(Dataset items)
.....

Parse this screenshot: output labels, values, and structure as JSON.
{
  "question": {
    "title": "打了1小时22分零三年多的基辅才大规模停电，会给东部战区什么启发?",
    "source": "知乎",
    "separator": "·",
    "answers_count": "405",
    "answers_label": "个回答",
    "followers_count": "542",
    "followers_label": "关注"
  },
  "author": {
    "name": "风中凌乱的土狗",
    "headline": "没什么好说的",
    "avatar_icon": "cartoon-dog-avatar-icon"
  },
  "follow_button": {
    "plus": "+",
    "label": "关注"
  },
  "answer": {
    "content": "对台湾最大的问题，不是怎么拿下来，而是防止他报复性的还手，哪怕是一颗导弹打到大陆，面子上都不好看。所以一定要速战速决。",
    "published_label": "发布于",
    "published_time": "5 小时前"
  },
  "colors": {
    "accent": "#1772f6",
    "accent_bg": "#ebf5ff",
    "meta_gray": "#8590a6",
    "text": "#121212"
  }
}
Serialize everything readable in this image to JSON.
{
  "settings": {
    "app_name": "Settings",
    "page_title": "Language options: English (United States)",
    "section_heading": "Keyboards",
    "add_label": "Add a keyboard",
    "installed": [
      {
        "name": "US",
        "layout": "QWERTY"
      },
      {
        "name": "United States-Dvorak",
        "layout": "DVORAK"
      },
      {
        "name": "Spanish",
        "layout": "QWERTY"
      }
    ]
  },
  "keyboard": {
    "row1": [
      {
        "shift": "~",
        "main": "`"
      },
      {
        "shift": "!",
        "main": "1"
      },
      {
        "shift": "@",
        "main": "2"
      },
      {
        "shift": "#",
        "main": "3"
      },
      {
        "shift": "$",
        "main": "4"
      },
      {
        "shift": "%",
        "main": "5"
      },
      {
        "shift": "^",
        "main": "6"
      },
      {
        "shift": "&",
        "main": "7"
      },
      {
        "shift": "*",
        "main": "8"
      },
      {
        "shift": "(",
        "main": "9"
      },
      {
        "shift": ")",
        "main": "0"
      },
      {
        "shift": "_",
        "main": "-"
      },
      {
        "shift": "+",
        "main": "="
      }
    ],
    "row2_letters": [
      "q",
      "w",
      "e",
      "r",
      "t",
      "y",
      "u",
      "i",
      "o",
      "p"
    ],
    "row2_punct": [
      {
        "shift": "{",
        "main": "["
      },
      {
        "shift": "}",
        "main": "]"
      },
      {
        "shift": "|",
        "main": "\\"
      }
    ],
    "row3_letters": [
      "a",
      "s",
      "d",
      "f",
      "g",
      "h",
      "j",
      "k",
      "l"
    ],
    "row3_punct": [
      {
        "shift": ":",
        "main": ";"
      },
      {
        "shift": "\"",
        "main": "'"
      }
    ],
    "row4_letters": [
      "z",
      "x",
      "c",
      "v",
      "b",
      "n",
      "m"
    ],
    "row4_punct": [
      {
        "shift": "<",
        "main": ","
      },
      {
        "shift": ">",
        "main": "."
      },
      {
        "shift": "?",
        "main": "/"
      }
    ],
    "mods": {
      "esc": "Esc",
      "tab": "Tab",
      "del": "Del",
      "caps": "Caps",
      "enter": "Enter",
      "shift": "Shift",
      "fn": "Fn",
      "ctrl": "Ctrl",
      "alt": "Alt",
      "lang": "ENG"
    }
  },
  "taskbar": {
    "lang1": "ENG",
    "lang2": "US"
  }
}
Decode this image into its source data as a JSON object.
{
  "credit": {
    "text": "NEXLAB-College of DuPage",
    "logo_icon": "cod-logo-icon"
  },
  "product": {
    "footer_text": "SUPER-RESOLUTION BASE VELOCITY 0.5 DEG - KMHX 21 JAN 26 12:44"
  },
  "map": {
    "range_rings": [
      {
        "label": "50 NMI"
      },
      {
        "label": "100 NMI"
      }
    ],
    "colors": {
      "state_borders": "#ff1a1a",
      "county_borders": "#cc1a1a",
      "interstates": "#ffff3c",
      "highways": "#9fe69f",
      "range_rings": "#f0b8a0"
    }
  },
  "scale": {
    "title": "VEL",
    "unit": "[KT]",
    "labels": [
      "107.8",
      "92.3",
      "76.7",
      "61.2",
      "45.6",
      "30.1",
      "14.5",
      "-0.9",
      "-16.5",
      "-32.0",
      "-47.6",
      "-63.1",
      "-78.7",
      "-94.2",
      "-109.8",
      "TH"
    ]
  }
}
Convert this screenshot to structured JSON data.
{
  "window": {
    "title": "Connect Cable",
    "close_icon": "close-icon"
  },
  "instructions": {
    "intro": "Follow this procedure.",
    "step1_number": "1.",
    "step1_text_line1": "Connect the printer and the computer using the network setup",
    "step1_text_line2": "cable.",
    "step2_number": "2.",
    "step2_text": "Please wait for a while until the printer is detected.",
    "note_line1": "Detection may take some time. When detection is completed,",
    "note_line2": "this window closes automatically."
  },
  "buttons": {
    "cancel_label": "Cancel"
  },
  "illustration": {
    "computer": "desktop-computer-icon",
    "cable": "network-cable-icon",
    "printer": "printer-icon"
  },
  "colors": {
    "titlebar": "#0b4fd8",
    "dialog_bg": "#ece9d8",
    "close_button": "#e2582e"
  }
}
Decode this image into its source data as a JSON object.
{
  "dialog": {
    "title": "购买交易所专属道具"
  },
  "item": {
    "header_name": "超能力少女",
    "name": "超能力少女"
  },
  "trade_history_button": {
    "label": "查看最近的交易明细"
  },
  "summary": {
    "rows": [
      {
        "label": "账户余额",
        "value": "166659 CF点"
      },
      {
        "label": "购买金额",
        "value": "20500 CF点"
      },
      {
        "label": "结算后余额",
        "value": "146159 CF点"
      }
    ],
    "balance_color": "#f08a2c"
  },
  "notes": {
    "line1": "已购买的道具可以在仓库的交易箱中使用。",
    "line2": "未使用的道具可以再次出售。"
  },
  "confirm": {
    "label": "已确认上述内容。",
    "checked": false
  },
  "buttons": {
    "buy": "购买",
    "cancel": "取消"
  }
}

.....

* Set exercise *
Every line of the data above should be copied exactly.

* Result for this task *
Parse this screenshot: output labels, values, and structure as JSON.
{
  "question": {
    "title": "打了1小时22分零三年多的基辅才大规模停电，会给东部战区什么启发?",
    "source": "知乎",
    "separator": "·",
    "answers_count": "405",
    "answers_label": "个回答",
    "followers_count": "542",
    "followers_label": "关注"
  },
  "author": {
    "name": "风中凌乱的土狗",
    "headline": "没什么好说的",
    "avatar_icon": "cartoon-dog-avatar-icon"
  },
  "follow_button": {
    "plus": "+",
    "label": "关注"
  },
  "answer": {
    "content": "对台湾最大的问题，不是怎么拿下来，而是防止他报复性的还手，哪怕是一颗导弹打到大陆，面子上都不好看。所以一定要速战速决。",
    "published_label": "发布于",
    "published_time": "5 小时前"
  },
  "colors": {
    "accent": "#1772f6",
    "accent_bg": "#ebf5ff",
    "meta_gray": "#8590a6",
    "text": "#121212"
  }
}
Serialize everything readable in this image to JSON.
{
  "settings": {
    "app_name": "Settings",
    "page_title": "Language options: English (United States)",
    "section_heading": "Keyboards",
    "add_label": "Add a keyboard",
    "installed": [
      {
        "name": "US",
        "layout": "QWERTY"
      },
      {
        "name": "United States-Dvorak",
        "layout": "DVORAK"
      },
      {
        "name": "Spanish",
        "layout": "QWERTY"
      }
    ]
  },
  "keyboard": {
    "row1": [
      {
        "shift": "~",
        "main": "`"
      },
      {
        "shift": "!",
        "main": "1"
      },
      {
        "shift": "@",
        "main": "2"
      },
      {
        "shift": "#",
        "main": "3"
      },
      {
        "shift": "$",
        "main": "4"
      },
      {
        "shift": "%",
        "main": "5"
      },
      {
        "shift": "^",
        "main": "6"
      },
      {
        "shift": "&",
        "main": "7"
      },
      {
        "shift": "*",
        "main": "8"
      },
      {
        "shift": "(",
        "main": "9"
      },
      {
        "shift": ")",
        "main": "0"
      },
      {
        "shift": "_",
        "main": "-"
      },
      {
        "shift": "+",
        "main": "="
      }
    ],
    "row2_letters": [
      "q",
      "w",
      "e",
      "r",
      "t",
      "y",
      "u",
      "i",
      "o",
      "p"
    ],
    "row2_punct": [
      {
        "shift": "{",
        "main": "["
      },
      {
        "shift": "}",
        "main": "]"
      },
      {
        "shift": "|",
        "main": "\\"
      }
    ],
    "row3_letters": [
      "a",
      "s",
      "d",
      "f",
      "g",
      "h",
      "j",
      "k",
      "l"
    ],
    "row3_punct": [
      {
        "shift": ":",
        "main": ";"
      },
      {
        "shift": "\"",
        "main": "'"
      }
    ],
    "row4_letters": [
      "z",
      "x",
      "c",
      "v",
      "b",
      "n",
      "m"
    ],
    "row4_punct": [
      {
        "shift": "<",
        "main": ","
      },
      {
        "shift": ">",
        "main": "."
      },
      {
        "shift": "?",
        "main": "/"
      }
    ],
    "mods": {
      "esc": "Esc",
      "tab": "Tab",
      "del": "Del",
      "caps": "Caps",
      "enter": "Enter",
      "shift": "Shift",
      "fn": "Fn",
      "ctrl": "Ctrl",
      "alt": "Alt",
      "lang": "ENG"
    }
  },
  "taskbar": {
    "lang1": "ENG",
    "lang2": "US"
  }
}
Decode this image into its source data as a JSON object.
{
  "credit": {
    "text": "NEXLAB-College of DuPage",
    "logo_icon": "cod-logo-icon"
  },
  "product": {
    "footer_text": "SUPER-RESOLUTION BASE VELOCITY 0.5 DEG - KMHX 21 JAN 26 12:44"
  },
  "map": {
    "range_rings": [
      {
        "label": "50 NMI"
      },
      {
        "label": "100 NMI"
      }
    ],
    "colors": {
      "state_borders": "#ff1a1a",
      "county_borders": "#cc1a1a",
      "interstates": "#ffff3c",
      "highways": "#9fe69f",
      "range_rings": "#f0b8a0"
    }
  },
  "scale": {
    "title": "VEL",
    "unit": "[KT]",
    "labels": [
      "107.8",
      "92.3",
      "76.7",
      "61.2",
      "45.6",
      "30.1",
      "14.5",
      "-0.9",
      "-16.5",
      "-32.0",
      "-47.6",
      "-63.1",
      "-78.7",
      "-94.2",
      "-109.8",
      "TH"
    ]
  }
}
Convert this screenshot to structured JSON data.
{
  "window": {
    "title": "Connect Cable",
    "close_icon": "close-icon"
  },
  "instructions": {
    "intro": "Follow this procedure.",
    "step1_number": "1.",
    "step1_text_line1": "Connect the printer and the computer using the network setup",
    "step1_text_line2": "cable.",
    "step2_number": "2.",
    "step2_text": "Please wait for a while until the printer is detected.",
    "note_line1": "Detection may take some time. When detection is completed,",
    "note_line2": "this window closes automatically."
  },
  "buttons": {
    "cancel_label": "Cancel"
  },
  "illustration": {
    "computer": "desktop-computer-icon",
    "cable": "network-cable-icon",
    "printer": "printer-icon"
  },
  "colors": {
    "titlebar": "#0b4fd8",
    "dialog_bg": "#ece9d8",
    "close_button": "#e2582e"
  }
}
Decode this image into its source data as a JSON object.
{
  "dialog": {
    "title": "购买交易所专属道具"
  },
  "item": {
    "header_name": "超能力少女",
    "name": "超能力少女"
  },
  "trade_history_button": {
    "label": "查看最近的交易明细"
  },
  "summary": {
    "rows": [
      {
        "label": "账户余额",
        "value": "166659 CF点"
      },
      {
        "label": "购买金额",
        "value": "20500 CF点"
      },
      {
        "label": "结算后余额",
        "value": "146159 CF点"
      }
    ],
    "balance_color": "#f08a2c"
  },
  "notes": {
    "line1": "已购买的道具可以在仓库的交易箱中使用。",
    "line2": "未使用的道具可以再次出售。"
  },
  "confirm": {
    "label": "已确认上述内容。",
    "checked": false
  },
  "buttons": {
    "buy": "购买",
    "cancel": "取消"
  }
}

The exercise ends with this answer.